──────── Data provided ────────
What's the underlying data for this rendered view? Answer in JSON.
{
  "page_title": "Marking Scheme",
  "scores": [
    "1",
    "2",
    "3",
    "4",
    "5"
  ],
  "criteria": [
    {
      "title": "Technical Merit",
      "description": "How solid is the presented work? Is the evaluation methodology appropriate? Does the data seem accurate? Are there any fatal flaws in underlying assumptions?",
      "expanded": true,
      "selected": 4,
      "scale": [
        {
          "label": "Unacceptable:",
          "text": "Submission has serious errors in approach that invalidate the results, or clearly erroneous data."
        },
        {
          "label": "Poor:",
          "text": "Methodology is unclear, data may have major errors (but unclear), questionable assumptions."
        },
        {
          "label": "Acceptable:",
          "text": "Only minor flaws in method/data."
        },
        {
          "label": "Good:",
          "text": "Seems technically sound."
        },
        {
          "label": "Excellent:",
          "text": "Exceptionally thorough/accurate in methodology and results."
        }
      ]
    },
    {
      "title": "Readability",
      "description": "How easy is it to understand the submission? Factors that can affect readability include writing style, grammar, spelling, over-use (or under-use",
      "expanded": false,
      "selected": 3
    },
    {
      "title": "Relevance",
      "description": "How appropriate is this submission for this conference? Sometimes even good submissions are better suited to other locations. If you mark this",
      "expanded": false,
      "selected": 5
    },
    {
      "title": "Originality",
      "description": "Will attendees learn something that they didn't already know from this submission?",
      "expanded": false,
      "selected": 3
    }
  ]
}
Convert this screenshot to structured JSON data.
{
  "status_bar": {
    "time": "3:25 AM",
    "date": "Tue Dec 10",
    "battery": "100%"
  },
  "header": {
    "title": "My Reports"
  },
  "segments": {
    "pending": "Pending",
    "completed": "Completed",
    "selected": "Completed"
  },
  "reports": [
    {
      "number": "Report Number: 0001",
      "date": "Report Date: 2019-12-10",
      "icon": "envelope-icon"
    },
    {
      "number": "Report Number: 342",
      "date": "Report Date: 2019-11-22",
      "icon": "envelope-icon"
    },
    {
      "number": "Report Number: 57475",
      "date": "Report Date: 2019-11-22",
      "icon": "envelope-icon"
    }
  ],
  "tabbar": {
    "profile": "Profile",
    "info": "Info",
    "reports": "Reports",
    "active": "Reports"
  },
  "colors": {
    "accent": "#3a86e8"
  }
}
────────
*Aim*: Copy out all the entries shown above, character for character.

*Solution*:
What's the underlying data for this rendered view? Answer in JSON.
{
  "page_title": "Marking Scheme",
  "scores": [
    "1",
    "2",
    "3",
    "4",
    "5"
  ],
  "criteria": [
    {
      "title": "Technical Merit",
      "description": "How solid is the presented work? Is the evaluation methodology appropriate? Does the data seem accurate? Are there any fatal flaws in underlying assumptions?",
      "expanded": true,
      "selected": 4,
      "scale": [
        {
          "label": "Unacceptable:",
          "text": "Submission has serious errors in approach that invalidate the results, or clearly erroneous data."
        },
        {
          "label": "Poor:",
          "text": "Methodology is unclear, data may have major errors (but unclear), questionable assumptions."
        },
        {
          "label": "Acceptable:",
          "text": "Only minor flaws in method/data."
        },
        {
          "label": "Good:",
          "text": "Seems technically sound."
        },
        {
          "label": "Excellent:",
          "text": "Exceptionally thorough/accurate in methodology and results."
        }
      ]
    },
    {
      "title": "Readability",
      "description": "How easy is it to understand the submission? Factors that can affect readability include writing style, grammar, spelling, over-use (or under-use",
      "expanded": false,
      "selected": 3
    },
    {
      "title": "Relevance",
      "description": "How appropriate is this submission for this conference? Sometimes even good submissions are better suited to other locations. If you mark this",
      "expanded": false,
      "selected": 5
    },
    {
      "title": "Originality",
      "description": "Will attendees learn something that they didn't already know from this submission?",
      "expanded": false,
      "selected": 3
    }
  ]
}
Convert this screenshot to structured JSON data.
{
  "status_bar": {
    "time": "3:25 AM",
    "date": "Tue Dec 10",
    "battery": "100%"
  },
  "header": {
    "title": "My Reports"
  },
  "segments": {
    "pending": "Pending",
    "completed": "Completed",
    "selected": "Completed"
  },
  "reports": [
    {
      "number": "Report Number: 0001",
      "date": "Report Date: 2019-12-10",
      "icon": "envelope-icon"
    },
    {
      "number": "Report Number: 342",
      "date": "Report Date: 2019-11-22",
      "icon": "envelope-icon"
    },
    {
      "number": "Report Number: 57475",
      "date": "Report Date: 2019-11-22",
      "icon": "envelope-icon"
    }
  ],
  "tabbar": {
    "profile": "Profile",
    "info": "Info",
    "reports": "Reports",
    "active": "Reports"
  },
  "colors": {
    "accent": "#3a86e8"
  }
}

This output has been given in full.